Aim: The answer should be a single number: how many lines of the entries below hold the word "that".

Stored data
☆ ☆ ☆ ☆

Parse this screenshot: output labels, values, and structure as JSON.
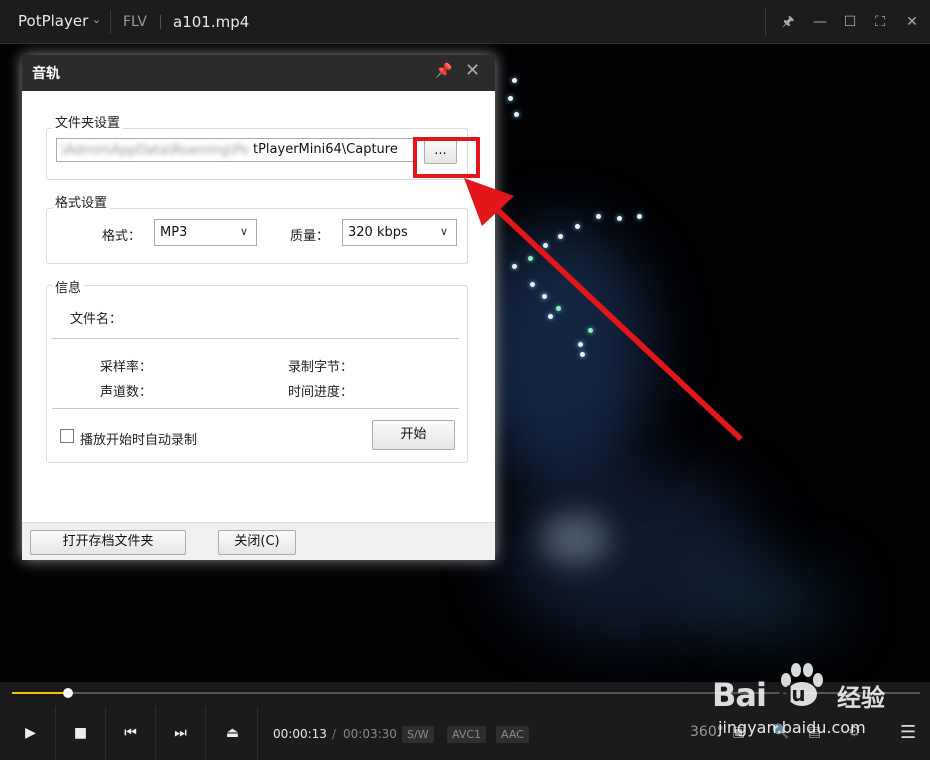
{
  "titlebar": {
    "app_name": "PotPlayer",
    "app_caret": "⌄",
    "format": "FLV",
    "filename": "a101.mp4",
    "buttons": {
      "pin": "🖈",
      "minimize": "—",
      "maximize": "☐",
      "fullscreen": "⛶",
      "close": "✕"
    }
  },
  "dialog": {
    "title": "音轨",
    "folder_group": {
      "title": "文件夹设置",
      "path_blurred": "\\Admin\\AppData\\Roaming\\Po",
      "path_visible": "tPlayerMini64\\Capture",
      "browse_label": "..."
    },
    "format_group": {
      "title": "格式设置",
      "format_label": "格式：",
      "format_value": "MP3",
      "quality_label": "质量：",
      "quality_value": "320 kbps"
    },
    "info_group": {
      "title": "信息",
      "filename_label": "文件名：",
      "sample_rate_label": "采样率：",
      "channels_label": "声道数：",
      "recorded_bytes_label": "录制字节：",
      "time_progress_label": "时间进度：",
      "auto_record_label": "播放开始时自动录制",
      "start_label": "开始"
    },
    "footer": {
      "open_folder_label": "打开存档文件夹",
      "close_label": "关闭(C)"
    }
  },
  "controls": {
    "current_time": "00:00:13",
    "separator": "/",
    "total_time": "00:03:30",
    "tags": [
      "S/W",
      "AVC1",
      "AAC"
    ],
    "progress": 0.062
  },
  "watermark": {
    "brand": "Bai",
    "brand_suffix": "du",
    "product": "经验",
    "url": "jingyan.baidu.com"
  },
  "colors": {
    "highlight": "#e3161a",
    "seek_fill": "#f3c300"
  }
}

☆ ☆ ☆ ☆

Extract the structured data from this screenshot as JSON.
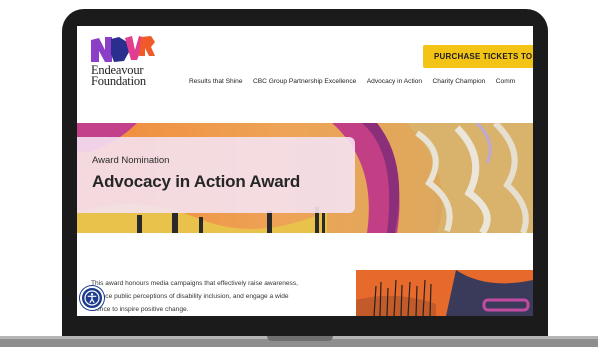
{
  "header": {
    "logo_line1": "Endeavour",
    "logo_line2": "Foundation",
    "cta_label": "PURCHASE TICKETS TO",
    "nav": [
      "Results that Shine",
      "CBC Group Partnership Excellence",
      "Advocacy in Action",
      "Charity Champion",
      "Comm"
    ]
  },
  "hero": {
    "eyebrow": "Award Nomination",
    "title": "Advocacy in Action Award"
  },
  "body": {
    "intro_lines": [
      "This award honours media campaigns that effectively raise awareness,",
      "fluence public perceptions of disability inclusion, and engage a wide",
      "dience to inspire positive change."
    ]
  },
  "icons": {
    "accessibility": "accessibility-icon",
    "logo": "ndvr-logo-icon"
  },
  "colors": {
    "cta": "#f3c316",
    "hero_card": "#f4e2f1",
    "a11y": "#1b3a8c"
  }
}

☆ ☆ ☆ ☆

Expected output: 2